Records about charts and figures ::

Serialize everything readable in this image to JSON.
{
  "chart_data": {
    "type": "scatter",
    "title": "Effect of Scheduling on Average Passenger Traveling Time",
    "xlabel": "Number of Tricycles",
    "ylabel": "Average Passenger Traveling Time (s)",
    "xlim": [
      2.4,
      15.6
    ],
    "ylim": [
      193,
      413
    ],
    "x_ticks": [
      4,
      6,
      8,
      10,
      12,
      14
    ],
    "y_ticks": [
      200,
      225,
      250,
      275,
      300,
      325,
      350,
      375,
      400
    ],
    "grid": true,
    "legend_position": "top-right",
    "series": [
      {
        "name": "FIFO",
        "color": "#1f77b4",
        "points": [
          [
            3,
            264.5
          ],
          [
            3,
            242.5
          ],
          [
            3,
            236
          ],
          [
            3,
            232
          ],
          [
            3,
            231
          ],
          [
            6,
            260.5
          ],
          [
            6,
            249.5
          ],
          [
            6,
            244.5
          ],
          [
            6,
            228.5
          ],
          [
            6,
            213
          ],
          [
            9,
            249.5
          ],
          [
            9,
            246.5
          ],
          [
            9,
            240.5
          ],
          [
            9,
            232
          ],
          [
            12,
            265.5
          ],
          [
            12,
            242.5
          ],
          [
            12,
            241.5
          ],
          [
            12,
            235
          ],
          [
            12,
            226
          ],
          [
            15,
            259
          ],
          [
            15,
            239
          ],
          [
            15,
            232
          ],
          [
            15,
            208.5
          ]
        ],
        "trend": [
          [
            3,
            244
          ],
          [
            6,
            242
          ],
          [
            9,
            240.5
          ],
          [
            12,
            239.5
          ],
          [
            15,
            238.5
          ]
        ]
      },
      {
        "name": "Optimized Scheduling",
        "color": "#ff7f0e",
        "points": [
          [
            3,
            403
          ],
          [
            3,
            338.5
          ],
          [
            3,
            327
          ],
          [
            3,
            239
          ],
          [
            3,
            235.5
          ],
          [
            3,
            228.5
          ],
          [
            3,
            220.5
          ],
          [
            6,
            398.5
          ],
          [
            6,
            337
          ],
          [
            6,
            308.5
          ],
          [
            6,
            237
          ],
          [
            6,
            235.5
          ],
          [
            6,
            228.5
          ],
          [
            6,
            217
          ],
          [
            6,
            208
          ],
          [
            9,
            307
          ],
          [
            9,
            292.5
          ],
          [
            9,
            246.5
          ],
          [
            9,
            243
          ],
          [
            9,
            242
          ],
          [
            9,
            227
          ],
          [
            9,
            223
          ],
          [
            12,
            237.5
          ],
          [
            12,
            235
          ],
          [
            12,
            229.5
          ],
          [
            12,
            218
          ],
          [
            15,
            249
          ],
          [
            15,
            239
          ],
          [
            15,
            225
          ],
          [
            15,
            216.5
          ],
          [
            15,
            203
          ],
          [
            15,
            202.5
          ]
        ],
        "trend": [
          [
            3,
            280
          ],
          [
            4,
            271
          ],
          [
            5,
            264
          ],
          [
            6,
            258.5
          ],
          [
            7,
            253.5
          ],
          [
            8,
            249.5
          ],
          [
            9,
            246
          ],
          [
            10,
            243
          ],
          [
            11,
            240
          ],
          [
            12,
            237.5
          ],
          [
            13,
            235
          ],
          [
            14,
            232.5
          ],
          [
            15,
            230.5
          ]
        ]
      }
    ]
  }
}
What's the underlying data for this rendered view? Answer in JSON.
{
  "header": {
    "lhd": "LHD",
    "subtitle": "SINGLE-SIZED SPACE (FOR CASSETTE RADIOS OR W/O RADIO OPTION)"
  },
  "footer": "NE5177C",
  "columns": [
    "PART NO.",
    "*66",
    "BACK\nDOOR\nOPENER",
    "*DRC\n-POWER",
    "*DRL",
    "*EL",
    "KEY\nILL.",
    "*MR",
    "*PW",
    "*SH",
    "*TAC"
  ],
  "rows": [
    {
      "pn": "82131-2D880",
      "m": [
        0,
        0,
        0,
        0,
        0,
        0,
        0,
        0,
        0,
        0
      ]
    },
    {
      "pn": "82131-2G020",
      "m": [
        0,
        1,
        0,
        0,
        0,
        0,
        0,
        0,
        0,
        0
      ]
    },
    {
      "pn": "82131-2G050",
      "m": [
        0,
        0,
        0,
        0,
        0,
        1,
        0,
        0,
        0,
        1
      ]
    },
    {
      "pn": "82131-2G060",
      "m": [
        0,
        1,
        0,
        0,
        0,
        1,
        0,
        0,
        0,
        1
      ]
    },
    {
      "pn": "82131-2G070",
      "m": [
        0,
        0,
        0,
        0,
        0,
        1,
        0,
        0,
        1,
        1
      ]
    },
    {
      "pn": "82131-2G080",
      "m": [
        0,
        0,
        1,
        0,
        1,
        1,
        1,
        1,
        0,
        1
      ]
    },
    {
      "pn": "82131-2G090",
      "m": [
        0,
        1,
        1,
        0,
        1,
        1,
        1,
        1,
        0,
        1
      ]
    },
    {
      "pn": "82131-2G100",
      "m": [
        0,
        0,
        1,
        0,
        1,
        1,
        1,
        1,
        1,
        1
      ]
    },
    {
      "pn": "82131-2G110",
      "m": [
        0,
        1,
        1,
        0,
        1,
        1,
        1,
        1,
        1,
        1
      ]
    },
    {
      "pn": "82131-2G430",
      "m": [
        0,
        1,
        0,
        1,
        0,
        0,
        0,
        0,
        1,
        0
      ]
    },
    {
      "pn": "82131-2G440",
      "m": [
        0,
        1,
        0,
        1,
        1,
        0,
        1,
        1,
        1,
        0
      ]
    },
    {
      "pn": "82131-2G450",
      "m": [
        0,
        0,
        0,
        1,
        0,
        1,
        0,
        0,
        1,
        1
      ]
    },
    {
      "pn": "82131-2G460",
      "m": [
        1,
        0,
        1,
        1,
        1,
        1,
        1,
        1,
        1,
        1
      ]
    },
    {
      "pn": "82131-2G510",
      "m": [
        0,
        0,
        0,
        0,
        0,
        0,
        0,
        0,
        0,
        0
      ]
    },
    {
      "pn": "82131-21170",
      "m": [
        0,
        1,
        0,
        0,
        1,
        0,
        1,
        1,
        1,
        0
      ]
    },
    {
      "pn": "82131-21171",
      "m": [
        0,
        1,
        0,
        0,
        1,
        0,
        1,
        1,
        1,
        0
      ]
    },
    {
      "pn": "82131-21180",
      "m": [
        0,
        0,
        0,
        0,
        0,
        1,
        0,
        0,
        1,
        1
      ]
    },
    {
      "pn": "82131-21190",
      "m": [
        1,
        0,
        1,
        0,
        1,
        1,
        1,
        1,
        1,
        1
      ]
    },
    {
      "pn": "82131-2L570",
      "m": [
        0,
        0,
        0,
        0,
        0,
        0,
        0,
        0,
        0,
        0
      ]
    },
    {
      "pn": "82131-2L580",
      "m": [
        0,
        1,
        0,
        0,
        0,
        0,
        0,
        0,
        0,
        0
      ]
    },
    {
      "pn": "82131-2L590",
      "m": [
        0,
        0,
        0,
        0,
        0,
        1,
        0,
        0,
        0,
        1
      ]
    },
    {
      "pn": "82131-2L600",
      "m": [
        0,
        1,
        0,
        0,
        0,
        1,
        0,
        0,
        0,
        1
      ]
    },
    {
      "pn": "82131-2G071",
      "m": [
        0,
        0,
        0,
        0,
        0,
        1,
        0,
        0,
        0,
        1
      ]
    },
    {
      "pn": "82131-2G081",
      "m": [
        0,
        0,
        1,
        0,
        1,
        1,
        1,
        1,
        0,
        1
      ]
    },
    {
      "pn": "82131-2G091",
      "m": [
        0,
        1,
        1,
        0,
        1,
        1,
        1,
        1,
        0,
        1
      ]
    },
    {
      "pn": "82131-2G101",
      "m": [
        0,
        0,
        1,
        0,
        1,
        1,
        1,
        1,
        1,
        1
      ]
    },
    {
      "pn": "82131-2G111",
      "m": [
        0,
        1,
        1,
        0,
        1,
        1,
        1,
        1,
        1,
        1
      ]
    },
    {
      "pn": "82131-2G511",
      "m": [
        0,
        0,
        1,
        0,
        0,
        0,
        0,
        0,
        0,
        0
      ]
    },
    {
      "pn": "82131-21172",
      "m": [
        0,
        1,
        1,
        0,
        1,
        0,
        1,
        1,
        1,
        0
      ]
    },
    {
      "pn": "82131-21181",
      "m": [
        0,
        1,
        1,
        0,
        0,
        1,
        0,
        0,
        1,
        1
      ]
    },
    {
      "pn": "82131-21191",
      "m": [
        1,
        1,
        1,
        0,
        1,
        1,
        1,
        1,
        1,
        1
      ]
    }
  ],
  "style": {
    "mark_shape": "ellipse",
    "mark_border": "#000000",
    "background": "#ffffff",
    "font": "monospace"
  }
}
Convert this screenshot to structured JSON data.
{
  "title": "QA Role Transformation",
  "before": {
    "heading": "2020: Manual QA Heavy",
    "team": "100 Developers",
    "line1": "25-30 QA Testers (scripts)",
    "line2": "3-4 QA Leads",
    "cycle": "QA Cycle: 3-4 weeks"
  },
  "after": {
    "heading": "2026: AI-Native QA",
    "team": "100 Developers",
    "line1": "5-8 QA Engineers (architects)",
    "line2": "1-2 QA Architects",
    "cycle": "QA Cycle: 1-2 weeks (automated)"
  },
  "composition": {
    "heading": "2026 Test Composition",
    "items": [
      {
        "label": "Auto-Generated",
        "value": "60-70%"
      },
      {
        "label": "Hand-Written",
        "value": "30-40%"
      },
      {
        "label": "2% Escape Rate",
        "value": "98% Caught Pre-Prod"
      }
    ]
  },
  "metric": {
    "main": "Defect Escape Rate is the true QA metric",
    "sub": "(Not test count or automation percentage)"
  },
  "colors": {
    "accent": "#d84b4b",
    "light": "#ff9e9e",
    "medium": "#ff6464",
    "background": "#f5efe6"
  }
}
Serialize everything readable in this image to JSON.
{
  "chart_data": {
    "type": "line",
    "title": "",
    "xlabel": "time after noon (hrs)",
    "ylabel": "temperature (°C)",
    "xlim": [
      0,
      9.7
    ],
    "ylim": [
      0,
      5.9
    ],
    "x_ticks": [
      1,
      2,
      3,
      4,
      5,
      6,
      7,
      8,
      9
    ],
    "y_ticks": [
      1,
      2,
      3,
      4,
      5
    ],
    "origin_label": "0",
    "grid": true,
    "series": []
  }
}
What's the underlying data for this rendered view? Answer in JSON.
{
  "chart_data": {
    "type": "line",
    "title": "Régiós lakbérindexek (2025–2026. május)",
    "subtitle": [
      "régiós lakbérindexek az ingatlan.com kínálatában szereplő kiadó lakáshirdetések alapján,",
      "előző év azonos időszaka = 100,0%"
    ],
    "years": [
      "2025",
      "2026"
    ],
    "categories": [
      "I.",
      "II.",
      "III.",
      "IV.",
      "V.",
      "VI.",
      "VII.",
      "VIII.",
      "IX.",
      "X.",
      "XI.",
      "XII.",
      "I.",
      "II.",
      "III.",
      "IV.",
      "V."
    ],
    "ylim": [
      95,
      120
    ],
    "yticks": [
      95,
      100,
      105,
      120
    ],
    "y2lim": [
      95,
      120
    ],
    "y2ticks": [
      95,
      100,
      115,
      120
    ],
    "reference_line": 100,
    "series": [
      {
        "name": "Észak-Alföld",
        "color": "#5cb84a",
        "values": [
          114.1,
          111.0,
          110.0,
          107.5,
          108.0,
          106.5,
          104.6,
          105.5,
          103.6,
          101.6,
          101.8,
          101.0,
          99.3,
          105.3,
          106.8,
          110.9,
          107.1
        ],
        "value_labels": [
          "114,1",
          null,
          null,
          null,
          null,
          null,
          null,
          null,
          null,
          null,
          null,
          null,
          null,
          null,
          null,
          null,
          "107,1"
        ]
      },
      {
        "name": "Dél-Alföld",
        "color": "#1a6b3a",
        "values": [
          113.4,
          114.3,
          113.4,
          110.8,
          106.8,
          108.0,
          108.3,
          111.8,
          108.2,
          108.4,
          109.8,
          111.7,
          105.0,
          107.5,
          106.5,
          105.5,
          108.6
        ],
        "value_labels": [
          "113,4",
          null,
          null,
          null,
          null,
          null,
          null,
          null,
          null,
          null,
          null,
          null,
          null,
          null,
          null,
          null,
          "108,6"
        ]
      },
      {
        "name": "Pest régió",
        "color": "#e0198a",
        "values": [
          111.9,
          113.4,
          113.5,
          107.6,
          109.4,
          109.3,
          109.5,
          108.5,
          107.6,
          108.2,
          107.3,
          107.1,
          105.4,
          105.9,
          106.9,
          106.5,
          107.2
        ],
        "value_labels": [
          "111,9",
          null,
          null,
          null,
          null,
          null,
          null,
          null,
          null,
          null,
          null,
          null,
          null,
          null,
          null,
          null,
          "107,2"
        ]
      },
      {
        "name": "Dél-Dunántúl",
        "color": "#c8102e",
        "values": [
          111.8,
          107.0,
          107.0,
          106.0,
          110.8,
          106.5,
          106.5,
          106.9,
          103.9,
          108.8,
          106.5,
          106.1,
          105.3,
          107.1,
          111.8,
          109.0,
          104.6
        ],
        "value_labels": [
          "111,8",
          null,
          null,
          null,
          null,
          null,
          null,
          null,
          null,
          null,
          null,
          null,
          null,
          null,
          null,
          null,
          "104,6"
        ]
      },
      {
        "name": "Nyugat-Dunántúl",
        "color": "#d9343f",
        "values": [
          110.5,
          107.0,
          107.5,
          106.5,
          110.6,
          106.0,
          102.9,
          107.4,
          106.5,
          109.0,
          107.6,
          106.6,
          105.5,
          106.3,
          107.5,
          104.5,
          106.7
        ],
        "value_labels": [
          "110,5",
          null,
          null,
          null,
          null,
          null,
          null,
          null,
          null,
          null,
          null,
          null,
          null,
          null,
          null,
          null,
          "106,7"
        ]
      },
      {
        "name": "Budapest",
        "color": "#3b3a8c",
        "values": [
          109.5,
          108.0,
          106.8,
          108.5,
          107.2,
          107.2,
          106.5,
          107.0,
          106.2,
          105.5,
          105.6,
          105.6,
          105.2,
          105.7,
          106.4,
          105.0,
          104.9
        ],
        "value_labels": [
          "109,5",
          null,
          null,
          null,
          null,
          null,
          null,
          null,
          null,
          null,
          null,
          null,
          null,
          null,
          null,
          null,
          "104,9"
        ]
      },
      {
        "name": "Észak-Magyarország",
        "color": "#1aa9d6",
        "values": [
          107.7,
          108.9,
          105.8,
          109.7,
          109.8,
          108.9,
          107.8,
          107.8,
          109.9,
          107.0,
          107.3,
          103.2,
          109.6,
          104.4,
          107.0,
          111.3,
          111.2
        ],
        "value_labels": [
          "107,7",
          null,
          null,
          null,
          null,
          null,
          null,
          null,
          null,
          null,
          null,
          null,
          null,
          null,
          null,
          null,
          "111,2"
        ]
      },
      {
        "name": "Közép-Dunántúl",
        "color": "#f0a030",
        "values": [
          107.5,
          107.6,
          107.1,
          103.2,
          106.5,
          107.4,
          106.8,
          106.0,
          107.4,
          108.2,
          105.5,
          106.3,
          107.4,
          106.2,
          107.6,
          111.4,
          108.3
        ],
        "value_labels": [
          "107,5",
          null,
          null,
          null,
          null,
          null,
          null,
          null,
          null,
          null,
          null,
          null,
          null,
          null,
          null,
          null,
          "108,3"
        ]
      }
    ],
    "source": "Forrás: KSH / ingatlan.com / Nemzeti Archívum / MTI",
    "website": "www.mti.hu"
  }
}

Task prompt :: Whichever lines contain the string "subtitle", select and copy them.

Answer for the task ::
    "subtitle": "SINGLE-SIZED SPACE (FOR CASSETTE RADIOS OR W/O RADIO OPTION)"
    "subtitle": [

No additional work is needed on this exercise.